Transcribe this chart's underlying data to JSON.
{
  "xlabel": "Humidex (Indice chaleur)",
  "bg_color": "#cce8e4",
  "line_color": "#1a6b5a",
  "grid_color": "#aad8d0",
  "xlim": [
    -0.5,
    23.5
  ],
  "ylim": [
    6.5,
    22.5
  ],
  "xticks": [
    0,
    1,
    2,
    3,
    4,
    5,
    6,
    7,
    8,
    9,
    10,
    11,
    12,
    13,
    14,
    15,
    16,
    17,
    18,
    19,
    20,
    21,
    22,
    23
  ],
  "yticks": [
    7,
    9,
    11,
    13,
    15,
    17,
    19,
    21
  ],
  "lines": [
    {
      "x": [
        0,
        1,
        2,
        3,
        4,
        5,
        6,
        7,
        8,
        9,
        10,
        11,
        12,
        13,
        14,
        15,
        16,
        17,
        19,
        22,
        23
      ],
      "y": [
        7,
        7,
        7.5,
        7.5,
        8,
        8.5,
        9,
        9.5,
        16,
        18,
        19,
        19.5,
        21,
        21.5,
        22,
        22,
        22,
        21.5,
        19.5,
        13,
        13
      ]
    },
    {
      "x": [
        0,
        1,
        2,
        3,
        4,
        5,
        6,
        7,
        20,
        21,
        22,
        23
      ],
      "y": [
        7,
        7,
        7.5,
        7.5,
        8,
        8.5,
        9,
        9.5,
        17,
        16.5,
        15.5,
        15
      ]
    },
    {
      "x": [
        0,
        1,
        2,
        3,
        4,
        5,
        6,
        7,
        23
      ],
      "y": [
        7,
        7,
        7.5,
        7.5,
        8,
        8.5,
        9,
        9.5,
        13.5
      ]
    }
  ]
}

YOUR GOAL:
Repeat every entry word for word.

TASK ANSWER:
Transcribe this chart's underlying data to JSON.
{
  "xlabel": "Humidex (Indice chaleur)",
  "bg_color": "#cce8e4",
  "line_color": "#1a6b5a",
  "grid_color": "#aad8d0",
  "xlim": [
    -0.5,
    23.5
  ],
  "ylim": [
    6.5,
    22.5
  ],
  "xticks": [
    0,
    1,
    2,
    3,
    4,
    5,
    6,
    7,
    8,
    9,
    10,
    11,
    12,
    13,
    14,
    15,
    16,
    17,
    18,
    19,
    20,
    21,
    22,
    23
  ],
  "yticks": [
    7,
    9,
    11,
    13,
    15,
    17,
    19,
    21
  ],
  "lines": [
    {
      "x": [
        0,
        1,
        2,
        3,
        4,
        5,
        6,
        7,
        8,
        9,
        10,
        11,
        12,
        13,
        14,
        15,
        16,
        17,
        19,
        22,
        23
      ],
      "y": [
        7,
        7,
        7.5,
        7.5,
        8,
        8.5,
        9,
        9.5,
        16,
        18,
        19,
        19.5,
        21,
        21.5,
        22,
        22,
        22,
        21.5,
        19.5,
        13,
        13
      ]
    },
    {
      "x": [
        0,
        1,
        2,
        3,
        4,
        5,
        6,
        7,
        20,
        21,
        22,
        23
      ],
      "y": [
        7,
        7,
        7.5,
        7.5,
        8,
        8.5,
        9,
        9.5,
        17,
        16.5,
        15.5,
        15
      ]
    },
    {
      "x": [
        0,
        1,
        2,
        3,
        4,
        5,
        6,
        7,
        23
      ],
      "y": [
        7,
        7,
        7.5,
        7.5,
        8,
        8.5,
        9,
        9.5,
        13.5
      ]
    }
  ]
}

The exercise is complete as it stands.